_WHAT NEEDS TO BE DONE:_ Leaving out all images, write out the records that follow exactly.

_STORED DATA:_
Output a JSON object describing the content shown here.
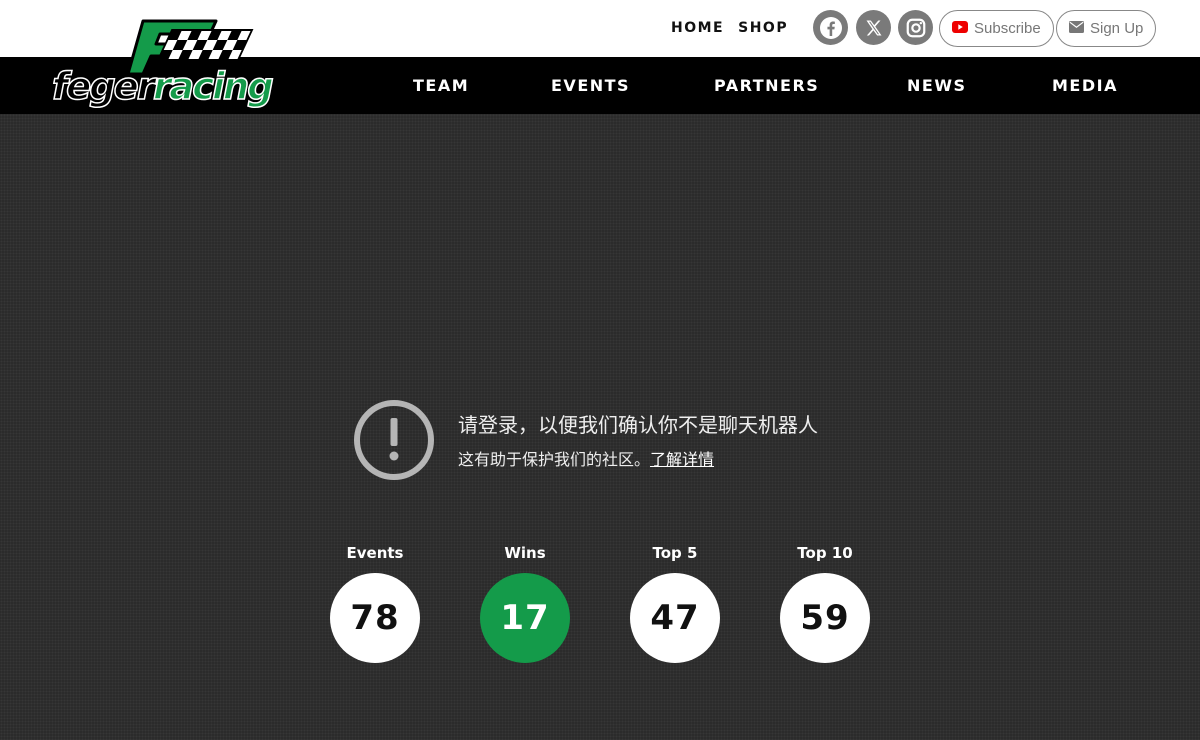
{
  "brand": {
    "logo_part1": "feger",
    "logo_part2": "racing",
    "green": "#149b4a"
  },
  "top_nav": {
    "links": [
      "HOME",
      "SHOP"
    ],
    "social": [
      "facebook-icon",
      "x-icon",
      "instagram-icon"
    ],
    "subscribe_label": "Subscribe",
    "signup_label": "Sign Up"
  },
  "main_nav": {
    "items": [
      "TEAM",
      "EVENTS",
      "PARTNERS",
      "NEWS",
      "MEDIA"
    ]
  },
  "captcha": {
    "title": "请登录，以便我们确认你不是聊天机器人",
    "subtitle": "这有助于保护我们的社区。",
    "link": "了解详情"
  },
  "stats": [
    {
      "label": "Events",
      "value": "78",
      "highlight": false
    },
    {
      "label": "Wins",
      "value": "17",
      "highlight": true
    },
    {
      "label": "Top 5",
      "value": "47",
      "highlight": false
    },
    {
      "label": "Top 10",
      "value": "59",
      "highlight": false
    }
  ]
}
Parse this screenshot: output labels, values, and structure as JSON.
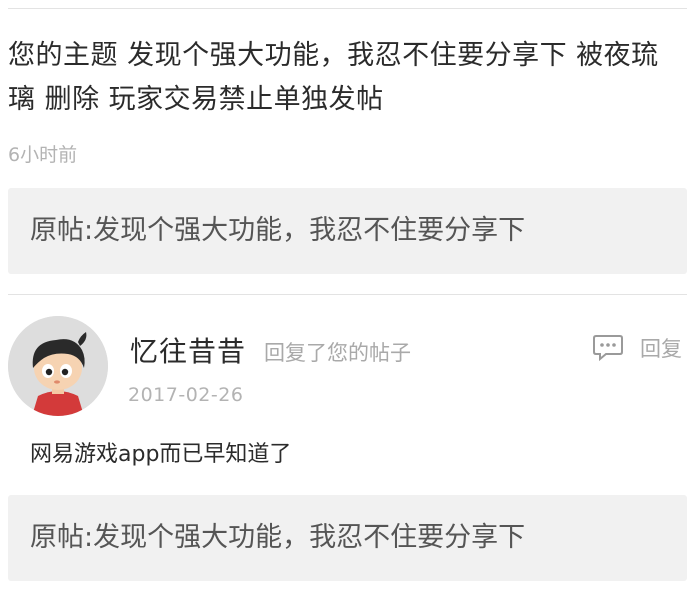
{
  "notification": {
    "text": "您的主题 发现个强大功能，我忍不住要分享下 被夜琉璃 删除 玩家交易禁止单独发帖",
    "time": "6小时前",
    "quote": "原帖:发现个强大功能，我忍不住要分享下"
  },
  "reply": {
    "username": "忆往昔昔",
    "action": "回复了您的帖子",
    "reply_label": "回复",
    "reply_icon": "comment-bubble-icon",
    "date": "2017-02-26",
    "content": "网易游戏app而已早知道了",
    "quote": "原帖:发现个强大功能，我忍不住要分享下"
  },
  "colors": {
    "primary_text": "#2b2b2b",
    "secondary_text": "#a9a9a9",
    "quote_bg": "#f1f1f1"
  }
}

_WRITTEN REPLY:_
Output a JSON object describing the content shown here.
{
  "brand": {
    "logo_part1": "feger",
    "logo_part2": "racing",
    "green": "#149b4a"
  },
  "top_nav": {
    "links": [
      "HOME",
      "SHOP"
    ],
    "social": [
      "facebook-icon",
      "x-icon",
      "instagram-icon"
    ],
    "subscribe_label": "Subscribe",
    "signup_label": "Sign Up"
  },
  "main_nav": {
    "items": [
      "TEAM",
      "EVENTS",
      "PARTNERS",
      "NEWS",
      "MEDIA"
    ]
  },
  "captcha": {
    "title": "请登录，以便我们确认你不是聊天机器人",
    "subtitle": "这有助于保护我们的社区。",
    "link": "了解详情"
  },
  "stats": [
    {
      "label": "Events",
      "value": "78",
      "highlight": false
    },
    {
      "label": "Wins",
      "value": "17",
      "highlight": true
    },
    {
      "label": "Top 5",
      "value": "47",
      "highlight": false
    },
    {
      "label": "Top 10",
      "value": "59",
      "highlight": false
    }
  ]
}
Parse this screenshot: output labels, values, and structure as JSON.
{
  "notification": {
    "text": "您的主题 发现个强大功能，我忍不住要分享下 被夜琉璃 删除 玩家交易禁止单独发帖",
    "time": "6小时前",
    "quote": "原帖:发现个强大功能，我忍不住要分享下"
  },
  "reply": {
    "username": "忆往昔昔",
    "action": "回复了您的帖子",
    "reply_label": "回复",
    "reply_icon": "comment-bubble-icon",
    "date": "2017-02-26",
    "content": "网易游戏app而已早知道了",
    "quote": "原帖:发现个强大功能，我忍不住要分享下"
  },
  "colors": {
    "primary_text": "#2b2b2b",
    "secondary_text": "#a9a9a9",
    "quote_bg": "#f1f1f1"
  }
}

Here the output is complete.